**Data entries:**
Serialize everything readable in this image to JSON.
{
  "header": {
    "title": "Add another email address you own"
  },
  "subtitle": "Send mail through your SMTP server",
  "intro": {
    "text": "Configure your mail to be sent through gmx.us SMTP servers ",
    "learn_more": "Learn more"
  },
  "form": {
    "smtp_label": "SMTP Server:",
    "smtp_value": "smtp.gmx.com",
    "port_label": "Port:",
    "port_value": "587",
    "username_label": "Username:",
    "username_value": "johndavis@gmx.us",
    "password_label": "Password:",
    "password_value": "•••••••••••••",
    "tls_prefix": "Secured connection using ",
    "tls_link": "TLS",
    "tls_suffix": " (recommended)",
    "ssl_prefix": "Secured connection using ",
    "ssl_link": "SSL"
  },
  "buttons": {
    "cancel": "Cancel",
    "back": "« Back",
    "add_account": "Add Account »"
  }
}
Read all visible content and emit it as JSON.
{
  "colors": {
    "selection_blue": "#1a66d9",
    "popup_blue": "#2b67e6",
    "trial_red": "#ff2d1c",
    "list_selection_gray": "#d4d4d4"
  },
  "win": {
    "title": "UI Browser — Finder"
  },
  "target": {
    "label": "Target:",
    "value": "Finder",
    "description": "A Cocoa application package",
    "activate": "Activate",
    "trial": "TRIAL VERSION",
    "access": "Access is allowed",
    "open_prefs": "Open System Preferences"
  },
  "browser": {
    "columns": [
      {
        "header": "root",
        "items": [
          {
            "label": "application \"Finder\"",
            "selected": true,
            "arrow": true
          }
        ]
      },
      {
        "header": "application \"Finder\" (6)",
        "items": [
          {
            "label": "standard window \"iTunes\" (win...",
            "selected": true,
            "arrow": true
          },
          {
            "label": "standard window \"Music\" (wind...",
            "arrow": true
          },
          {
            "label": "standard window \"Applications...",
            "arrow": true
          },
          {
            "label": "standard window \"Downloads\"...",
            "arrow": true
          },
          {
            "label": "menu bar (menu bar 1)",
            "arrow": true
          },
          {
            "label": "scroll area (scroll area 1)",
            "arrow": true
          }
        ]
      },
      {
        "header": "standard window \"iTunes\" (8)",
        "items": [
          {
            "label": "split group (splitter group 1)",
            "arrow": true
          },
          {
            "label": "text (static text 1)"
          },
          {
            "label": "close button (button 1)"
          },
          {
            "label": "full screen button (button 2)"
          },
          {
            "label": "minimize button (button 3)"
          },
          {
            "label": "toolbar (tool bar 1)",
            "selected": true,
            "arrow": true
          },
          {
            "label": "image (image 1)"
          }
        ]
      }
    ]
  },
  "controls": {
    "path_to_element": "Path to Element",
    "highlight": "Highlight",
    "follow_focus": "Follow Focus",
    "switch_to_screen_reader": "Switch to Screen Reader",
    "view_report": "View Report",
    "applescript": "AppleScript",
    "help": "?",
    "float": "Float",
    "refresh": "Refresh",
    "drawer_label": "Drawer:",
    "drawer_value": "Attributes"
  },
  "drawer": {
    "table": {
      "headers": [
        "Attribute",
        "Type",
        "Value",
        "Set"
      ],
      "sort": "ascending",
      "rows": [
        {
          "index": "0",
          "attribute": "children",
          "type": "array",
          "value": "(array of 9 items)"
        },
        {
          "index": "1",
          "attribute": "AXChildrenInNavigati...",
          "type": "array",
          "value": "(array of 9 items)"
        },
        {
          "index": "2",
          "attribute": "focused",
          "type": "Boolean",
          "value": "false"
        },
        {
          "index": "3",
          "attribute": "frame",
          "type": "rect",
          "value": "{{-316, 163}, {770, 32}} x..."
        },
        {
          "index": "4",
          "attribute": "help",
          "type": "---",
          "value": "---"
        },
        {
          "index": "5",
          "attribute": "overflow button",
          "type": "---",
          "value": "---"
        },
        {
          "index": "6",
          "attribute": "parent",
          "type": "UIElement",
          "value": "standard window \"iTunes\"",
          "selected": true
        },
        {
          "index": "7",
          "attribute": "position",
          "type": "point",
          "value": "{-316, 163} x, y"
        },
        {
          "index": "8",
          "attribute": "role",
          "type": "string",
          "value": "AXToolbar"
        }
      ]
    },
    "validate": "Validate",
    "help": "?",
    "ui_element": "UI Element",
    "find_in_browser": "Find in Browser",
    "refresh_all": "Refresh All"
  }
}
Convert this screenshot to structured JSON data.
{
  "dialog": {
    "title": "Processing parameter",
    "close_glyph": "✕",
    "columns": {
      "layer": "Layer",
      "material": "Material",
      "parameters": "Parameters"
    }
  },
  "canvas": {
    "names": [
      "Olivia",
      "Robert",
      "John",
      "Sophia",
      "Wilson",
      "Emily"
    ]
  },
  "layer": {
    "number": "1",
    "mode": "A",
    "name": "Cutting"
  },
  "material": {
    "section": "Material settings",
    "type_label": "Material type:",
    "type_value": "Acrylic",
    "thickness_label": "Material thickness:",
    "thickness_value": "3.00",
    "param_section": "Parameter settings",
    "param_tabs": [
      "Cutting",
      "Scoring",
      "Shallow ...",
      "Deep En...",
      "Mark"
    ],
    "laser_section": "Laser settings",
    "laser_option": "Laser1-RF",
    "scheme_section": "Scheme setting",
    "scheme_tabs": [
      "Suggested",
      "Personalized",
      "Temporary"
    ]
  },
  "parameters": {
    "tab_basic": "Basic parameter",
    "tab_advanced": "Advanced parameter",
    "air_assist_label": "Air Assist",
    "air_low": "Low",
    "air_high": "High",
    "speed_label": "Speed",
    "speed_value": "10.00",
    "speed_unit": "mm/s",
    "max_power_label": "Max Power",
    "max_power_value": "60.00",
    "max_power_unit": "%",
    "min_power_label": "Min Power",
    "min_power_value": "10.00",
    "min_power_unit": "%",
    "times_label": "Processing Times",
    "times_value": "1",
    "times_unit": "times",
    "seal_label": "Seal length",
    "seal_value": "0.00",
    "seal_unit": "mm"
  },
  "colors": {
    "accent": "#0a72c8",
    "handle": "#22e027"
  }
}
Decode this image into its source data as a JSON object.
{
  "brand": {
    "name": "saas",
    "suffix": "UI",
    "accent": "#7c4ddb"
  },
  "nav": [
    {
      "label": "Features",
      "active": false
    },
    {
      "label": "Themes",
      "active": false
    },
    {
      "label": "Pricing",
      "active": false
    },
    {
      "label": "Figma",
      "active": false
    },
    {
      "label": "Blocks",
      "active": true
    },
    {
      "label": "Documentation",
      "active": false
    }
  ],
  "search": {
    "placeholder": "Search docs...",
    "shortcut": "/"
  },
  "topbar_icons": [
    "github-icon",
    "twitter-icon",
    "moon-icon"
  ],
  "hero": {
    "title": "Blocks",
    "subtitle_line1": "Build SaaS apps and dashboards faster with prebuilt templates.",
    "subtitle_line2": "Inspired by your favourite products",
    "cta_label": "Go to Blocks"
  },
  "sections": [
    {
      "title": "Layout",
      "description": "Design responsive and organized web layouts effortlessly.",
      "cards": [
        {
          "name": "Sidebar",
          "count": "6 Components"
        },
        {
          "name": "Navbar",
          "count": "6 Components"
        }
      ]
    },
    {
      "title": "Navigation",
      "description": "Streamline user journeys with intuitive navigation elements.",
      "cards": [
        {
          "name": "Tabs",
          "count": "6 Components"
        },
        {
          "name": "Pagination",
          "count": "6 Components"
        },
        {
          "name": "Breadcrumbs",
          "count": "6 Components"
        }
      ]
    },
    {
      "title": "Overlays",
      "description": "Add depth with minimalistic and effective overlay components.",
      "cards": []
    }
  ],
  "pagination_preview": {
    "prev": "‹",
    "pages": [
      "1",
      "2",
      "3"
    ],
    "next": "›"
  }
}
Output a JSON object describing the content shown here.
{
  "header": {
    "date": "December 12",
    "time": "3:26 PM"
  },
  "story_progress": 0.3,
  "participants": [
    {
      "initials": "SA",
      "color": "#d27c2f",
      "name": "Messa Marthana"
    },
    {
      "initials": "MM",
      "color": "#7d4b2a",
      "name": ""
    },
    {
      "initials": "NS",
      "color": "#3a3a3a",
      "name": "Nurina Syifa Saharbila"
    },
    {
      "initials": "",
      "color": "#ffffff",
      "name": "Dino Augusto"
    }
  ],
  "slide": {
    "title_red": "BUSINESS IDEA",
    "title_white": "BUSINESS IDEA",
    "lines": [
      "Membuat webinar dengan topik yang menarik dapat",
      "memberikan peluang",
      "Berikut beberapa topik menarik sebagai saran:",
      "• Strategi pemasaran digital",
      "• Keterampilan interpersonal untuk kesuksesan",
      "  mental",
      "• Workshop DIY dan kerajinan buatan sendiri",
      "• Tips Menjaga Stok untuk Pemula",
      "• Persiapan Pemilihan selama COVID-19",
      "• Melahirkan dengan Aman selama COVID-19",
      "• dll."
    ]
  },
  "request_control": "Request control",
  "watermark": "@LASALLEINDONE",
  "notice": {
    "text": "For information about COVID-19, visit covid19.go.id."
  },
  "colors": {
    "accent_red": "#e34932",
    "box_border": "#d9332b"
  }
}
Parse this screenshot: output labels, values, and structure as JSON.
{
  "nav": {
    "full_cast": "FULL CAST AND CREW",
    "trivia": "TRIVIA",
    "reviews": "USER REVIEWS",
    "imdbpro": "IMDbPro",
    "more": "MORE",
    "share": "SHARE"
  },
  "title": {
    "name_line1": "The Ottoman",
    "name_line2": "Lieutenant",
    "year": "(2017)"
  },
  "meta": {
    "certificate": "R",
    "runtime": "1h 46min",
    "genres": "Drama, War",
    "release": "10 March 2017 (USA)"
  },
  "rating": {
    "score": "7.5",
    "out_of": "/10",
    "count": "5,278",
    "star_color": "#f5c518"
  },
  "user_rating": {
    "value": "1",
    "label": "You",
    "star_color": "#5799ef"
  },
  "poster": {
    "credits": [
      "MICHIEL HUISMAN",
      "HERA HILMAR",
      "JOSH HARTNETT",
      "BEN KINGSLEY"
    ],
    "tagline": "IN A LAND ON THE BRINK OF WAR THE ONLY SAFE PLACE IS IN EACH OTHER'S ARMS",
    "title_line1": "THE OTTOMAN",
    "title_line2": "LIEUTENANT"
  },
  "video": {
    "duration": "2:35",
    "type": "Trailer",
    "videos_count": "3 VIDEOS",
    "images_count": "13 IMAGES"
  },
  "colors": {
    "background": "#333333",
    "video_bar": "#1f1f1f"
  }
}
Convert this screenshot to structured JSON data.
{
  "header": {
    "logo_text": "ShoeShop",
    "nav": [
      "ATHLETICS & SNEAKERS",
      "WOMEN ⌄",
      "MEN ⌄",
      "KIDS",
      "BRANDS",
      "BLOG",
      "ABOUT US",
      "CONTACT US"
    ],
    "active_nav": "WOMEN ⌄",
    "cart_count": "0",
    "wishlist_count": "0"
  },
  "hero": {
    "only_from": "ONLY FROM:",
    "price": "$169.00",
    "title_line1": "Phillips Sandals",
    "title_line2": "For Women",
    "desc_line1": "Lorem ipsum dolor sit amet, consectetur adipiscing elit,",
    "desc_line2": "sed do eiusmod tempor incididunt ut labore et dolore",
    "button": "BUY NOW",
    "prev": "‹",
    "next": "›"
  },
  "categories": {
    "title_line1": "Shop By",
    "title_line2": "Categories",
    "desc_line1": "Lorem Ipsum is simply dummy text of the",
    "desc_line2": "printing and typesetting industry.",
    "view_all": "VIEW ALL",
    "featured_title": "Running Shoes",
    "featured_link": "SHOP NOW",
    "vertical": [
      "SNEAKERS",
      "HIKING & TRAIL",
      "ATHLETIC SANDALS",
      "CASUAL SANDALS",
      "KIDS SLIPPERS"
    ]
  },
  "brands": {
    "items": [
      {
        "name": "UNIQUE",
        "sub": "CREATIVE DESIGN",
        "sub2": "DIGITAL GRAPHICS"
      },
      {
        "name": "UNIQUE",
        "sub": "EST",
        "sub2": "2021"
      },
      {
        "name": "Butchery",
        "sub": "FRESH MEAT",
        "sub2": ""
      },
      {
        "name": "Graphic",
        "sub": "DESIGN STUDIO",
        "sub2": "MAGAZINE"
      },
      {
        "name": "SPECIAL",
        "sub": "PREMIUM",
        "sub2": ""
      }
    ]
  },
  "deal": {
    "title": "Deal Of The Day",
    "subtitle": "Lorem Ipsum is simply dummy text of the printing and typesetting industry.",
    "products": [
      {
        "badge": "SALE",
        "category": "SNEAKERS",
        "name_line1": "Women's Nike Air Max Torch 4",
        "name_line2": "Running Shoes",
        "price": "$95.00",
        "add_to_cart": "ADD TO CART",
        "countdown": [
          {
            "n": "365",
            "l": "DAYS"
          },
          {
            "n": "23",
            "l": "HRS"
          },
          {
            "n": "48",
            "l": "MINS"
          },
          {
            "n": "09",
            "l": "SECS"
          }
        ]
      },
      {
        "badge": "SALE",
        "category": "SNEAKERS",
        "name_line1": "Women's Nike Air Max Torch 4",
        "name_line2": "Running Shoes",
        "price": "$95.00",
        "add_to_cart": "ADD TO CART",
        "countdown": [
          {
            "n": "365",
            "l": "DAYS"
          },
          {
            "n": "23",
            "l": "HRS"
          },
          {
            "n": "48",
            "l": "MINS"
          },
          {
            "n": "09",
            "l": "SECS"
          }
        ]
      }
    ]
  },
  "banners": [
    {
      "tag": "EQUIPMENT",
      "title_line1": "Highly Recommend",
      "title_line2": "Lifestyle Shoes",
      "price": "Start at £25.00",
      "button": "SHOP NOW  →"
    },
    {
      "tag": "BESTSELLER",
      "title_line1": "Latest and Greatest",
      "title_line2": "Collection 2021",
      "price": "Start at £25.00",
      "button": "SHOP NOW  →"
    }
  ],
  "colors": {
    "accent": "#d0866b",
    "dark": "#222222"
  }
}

**Instructions for the task:** Collect the lines that hold "industry".

**Answer for the task:**
    "desc_line2": "printing and typesetting industry.",
    "subtitle": "Lorem Ipsum is simply dummy text of the printing and typesetting industry.",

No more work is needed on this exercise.